══ Data provided

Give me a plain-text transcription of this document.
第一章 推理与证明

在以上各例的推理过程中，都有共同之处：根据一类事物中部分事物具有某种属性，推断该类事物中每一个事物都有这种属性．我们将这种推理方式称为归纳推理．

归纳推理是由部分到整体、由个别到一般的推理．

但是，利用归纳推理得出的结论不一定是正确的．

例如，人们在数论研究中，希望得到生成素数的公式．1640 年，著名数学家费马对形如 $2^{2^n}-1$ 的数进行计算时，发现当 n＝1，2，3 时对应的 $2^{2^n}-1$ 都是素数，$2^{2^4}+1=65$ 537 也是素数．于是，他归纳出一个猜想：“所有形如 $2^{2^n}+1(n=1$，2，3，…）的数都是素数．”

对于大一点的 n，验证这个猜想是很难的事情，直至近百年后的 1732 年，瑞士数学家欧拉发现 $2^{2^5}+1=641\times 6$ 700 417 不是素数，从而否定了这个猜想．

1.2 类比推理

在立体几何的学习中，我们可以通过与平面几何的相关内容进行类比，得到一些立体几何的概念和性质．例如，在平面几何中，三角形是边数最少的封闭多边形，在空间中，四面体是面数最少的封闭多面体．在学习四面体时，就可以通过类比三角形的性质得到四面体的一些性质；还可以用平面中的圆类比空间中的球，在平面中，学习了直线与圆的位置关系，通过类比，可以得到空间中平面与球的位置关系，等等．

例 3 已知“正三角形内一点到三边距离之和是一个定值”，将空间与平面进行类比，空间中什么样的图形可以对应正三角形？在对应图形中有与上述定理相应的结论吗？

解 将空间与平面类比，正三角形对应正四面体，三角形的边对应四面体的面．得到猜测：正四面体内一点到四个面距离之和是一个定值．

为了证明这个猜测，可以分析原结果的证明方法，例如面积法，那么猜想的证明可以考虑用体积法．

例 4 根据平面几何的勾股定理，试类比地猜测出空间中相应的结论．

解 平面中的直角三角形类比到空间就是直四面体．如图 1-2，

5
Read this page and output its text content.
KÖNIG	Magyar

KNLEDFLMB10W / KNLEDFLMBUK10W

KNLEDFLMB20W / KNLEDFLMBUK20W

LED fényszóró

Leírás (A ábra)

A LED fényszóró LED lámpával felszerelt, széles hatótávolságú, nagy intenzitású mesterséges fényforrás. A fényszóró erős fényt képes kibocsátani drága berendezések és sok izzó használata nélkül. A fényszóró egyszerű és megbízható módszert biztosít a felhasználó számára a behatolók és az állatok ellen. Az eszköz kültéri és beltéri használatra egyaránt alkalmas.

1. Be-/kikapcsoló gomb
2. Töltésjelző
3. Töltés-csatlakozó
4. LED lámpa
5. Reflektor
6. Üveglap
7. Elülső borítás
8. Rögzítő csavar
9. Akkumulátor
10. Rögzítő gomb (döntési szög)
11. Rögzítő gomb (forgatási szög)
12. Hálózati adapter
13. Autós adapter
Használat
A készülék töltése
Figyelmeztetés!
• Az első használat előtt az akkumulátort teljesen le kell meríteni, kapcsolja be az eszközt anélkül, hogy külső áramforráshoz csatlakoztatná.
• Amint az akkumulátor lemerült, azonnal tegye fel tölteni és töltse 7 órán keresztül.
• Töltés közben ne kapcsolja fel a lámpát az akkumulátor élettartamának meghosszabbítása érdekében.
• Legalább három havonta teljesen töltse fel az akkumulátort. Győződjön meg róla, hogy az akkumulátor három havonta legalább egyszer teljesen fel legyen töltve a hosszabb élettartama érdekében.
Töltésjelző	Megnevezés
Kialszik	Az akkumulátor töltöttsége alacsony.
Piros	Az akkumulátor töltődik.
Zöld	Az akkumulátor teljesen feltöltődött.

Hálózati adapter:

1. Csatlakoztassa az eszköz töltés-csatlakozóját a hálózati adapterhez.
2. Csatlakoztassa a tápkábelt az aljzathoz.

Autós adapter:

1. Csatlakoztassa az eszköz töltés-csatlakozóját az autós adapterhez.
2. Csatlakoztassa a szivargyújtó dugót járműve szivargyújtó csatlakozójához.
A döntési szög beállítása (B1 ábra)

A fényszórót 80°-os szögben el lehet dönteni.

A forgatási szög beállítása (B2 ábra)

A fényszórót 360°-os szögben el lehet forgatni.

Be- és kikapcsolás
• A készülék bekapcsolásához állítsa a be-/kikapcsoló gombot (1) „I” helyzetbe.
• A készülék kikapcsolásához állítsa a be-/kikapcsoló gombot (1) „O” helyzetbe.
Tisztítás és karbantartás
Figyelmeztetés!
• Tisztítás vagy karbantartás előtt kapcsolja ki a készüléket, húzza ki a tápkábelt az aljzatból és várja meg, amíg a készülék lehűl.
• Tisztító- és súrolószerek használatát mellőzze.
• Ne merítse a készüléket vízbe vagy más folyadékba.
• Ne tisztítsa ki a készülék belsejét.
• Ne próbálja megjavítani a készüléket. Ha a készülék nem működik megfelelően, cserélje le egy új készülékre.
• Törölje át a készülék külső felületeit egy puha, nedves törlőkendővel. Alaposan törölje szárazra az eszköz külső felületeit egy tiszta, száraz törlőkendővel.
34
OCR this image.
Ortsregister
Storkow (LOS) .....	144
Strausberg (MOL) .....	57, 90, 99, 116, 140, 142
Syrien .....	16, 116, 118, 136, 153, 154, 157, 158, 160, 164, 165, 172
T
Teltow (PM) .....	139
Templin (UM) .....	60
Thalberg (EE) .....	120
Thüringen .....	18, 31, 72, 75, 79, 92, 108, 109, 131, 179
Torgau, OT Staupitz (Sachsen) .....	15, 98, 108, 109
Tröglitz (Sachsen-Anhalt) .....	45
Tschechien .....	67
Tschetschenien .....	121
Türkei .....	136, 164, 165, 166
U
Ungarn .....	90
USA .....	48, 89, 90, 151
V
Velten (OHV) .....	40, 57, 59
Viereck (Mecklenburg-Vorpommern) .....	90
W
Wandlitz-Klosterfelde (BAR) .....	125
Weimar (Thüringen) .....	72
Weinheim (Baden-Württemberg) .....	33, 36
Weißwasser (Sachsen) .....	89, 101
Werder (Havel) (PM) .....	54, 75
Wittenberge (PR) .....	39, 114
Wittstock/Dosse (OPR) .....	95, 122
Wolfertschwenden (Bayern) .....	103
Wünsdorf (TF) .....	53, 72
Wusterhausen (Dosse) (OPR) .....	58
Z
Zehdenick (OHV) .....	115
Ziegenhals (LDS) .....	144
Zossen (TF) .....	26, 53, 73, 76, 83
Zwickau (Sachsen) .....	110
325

════

» Challenge: From the data, pick out every line that includes "adapterhez".

» Answer:
1. Csatlakoztassa az eszköz töltés-csatlakozóját a hálózati adapterhez.
1. Csatlakoztassa az eszköz töltés-csatlakozóját az autós adapterhez.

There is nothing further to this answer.